_TASK TO CARRY OUT:_ Please give the count of lines holding the string "measuring" and nothing besides.

_DATA TO USE:_
___

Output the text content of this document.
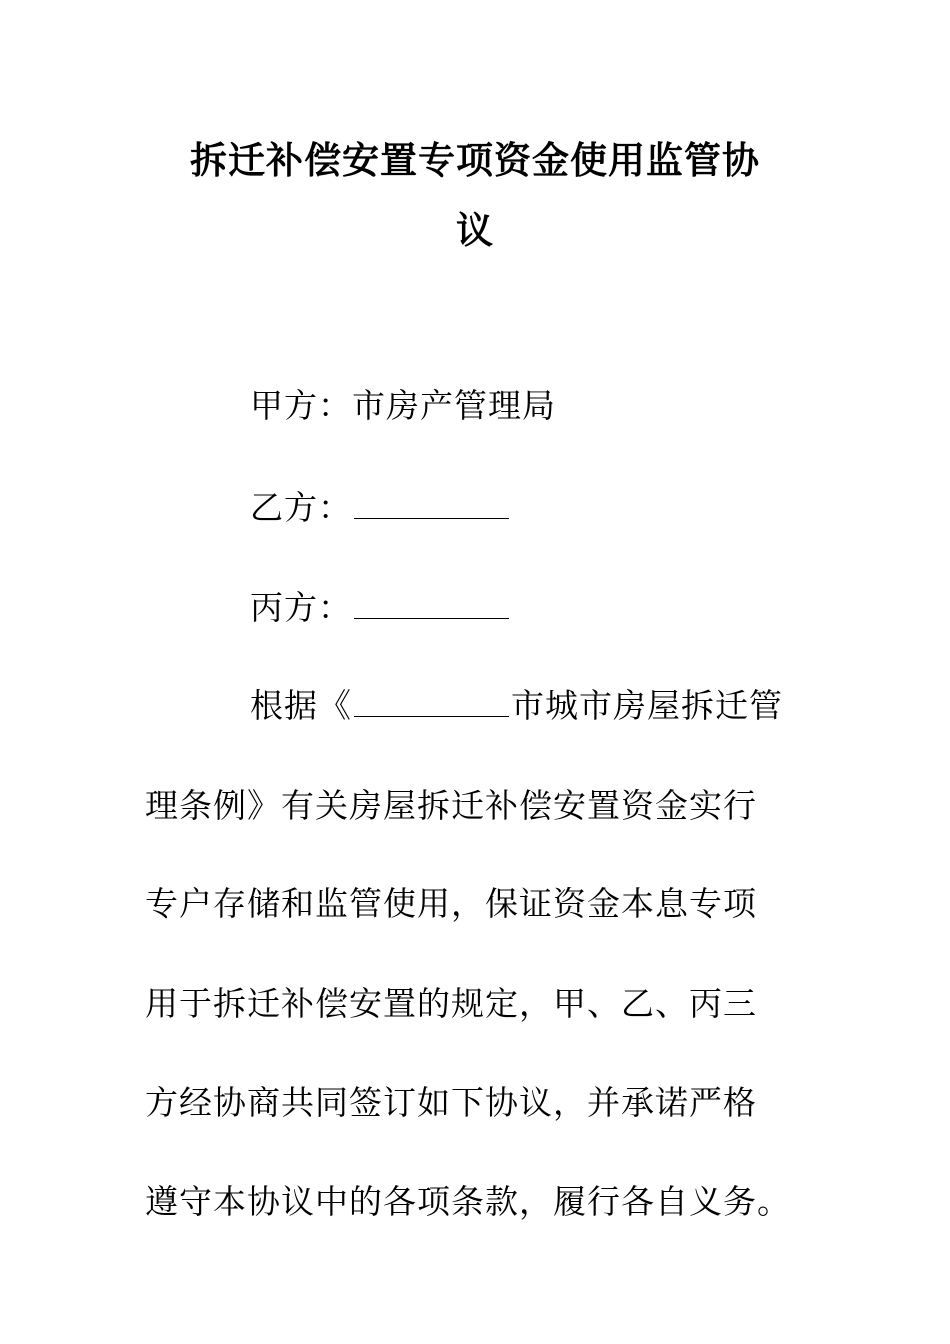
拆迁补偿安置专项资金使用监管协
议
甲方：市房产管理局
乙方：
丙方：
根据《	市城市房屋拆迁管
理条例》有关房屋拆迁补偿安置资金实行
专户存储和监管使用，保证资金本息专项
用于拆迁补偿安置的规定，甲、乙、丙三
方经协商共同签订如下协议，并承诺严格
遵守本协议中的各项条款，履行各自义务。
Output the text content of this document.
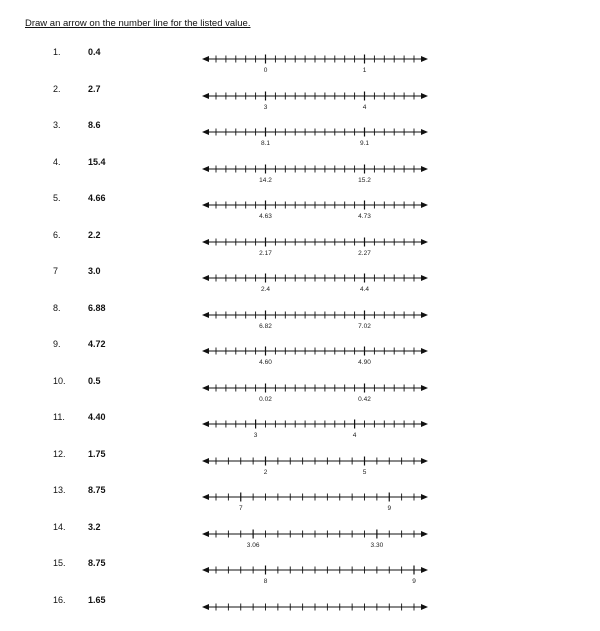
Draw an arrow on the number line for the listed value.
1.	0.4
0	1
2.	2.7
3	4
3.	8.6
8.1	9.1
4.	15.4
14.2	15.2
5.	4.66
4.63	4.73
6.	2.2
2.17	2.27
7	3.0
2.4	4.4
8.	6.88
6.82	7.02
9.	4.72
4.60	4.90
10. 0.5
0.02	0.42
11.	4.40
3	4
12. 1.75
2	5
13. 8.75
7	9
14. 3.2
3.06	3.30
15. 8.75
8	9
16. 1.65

___

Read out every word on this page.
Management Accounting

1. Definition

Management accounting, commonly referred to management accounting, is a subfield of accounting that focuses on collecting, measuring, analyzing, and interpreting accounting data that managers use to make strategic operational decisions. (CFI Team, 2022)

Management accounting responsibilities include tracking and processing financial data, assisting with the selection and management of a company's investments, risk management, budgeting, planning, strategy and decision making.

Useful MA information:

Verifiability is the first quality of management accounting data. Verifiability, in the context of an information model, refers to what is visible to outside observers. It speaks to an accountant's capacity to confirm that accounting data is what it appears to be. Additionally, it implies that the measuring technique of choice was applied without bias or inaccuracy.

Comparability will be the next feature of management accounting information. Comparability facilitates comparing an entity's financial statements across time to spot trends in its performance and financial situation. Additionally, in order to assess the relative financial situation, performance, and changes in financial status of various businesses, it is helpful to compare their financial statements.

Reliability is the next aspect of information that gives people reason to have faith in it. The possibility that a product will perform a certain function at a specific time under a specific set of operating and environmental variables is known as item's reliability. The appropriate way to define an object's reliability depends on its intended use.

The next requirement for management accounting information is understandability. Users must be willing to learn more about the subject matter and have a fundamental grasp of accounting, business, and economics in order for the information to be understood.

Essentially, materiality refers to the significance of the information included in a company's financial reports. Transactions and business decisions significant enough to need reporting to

___

_CORRECT OUTPUT:_ 2